--- begin ---

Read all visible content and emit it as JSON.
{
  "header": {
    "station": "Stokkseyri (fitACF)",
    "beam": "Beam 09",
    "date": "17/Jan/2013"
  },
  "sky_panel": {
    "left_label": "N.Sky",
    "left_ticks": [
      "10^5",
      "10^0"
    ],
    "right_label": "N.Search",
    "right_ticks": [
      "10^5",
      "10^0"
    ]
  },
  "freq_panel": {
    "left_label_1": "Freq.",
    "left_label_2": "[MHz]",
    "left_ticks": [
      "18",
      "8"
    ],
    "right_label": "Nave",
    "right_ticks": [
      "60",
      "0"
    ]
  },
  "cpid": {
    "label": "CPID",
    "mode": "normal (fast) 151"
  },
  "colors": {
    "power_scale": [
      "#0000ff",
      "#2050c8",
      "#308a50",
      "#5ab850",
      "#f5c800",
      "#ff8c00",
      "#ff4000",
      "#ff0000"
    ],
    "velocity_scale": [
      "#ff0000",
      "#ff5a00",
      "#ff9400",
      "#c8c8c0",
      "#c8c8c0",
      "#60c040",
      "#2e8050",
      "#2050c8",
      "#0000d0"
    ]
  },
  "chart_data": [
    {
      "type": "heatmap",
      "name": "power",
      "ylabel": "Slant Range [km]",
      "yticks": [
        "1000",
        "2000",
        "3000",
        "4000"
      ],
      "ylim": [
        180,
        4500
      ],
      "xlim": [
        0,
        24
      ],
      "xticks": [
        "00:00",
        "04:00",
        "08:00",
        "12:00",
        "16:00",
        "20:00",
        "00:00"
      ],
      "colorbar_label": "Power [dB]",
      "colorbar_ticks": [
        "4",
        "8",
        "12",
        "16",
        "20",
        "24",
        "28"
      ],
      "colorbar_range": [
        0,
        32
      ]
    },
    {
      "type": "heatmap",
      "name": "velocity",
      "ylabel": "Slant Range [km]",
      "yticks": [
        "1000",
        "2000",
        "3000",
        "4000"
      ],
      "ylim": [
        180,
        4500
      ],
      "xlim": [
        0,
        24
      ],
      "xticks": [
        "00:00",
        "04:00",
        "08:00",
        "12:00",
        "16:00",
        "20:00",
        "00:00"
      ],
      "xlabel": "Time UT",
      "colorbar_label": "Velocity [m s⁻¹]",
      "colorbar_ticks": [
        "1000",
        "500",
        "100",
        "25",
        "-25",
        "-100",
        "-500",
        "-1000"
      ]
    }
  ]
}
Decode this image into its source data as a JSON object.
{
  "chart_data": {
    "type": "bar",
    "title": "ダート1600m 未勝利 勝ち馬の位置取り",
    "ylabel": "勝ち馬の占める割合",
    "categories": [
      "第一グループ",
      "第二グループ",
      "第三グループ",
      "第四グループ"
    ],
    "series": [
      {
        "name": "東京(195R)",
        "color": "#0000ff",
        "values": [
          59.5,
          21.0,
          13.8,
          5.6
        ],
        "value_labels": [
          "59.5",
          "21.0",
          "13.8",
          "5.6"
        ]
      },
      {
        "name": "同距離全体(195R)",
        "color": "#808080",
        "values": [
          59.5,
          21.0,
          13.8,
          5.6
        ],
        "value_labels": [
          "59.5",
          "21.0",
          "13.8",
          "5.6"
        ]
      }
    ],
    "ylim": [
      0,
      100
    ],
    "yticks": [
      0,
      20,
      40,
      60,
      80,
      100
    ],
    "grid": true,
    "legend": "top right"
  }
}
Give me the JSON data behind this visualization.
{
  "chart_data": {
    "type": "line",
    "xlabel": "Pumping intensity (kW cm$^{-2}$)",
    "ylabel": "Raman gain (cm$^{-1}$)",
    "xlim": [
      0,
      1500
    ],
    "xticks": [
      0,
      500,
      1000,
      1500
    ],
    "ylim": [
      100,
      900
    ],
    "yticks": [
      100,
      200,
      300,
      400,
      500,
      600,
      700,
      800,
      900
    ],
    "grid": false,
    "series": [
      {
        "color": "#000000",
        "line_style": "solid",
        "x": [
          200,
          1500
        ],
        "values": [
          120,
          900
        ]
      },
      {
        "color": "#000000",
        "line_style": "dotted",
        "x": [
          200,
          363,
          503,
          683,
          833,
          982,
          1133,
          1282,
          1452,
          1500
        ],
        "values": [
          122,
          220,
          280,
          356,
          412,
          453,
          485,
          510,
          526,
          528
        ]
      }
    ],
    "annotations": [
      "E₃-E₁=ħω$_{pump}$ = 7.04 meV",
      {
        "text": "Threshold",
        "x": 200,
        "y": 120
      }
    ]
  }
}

--- end ---

Collect, from the material above, every line containing the word "ylabel".

      "ylabel": "Slant Range [km]",
      "ylabel": "Slant Range [km]",
    "ylabel": "勝ち馬の占める割合",
    "ylabel": "Raman gain (cm$^{-1}$)",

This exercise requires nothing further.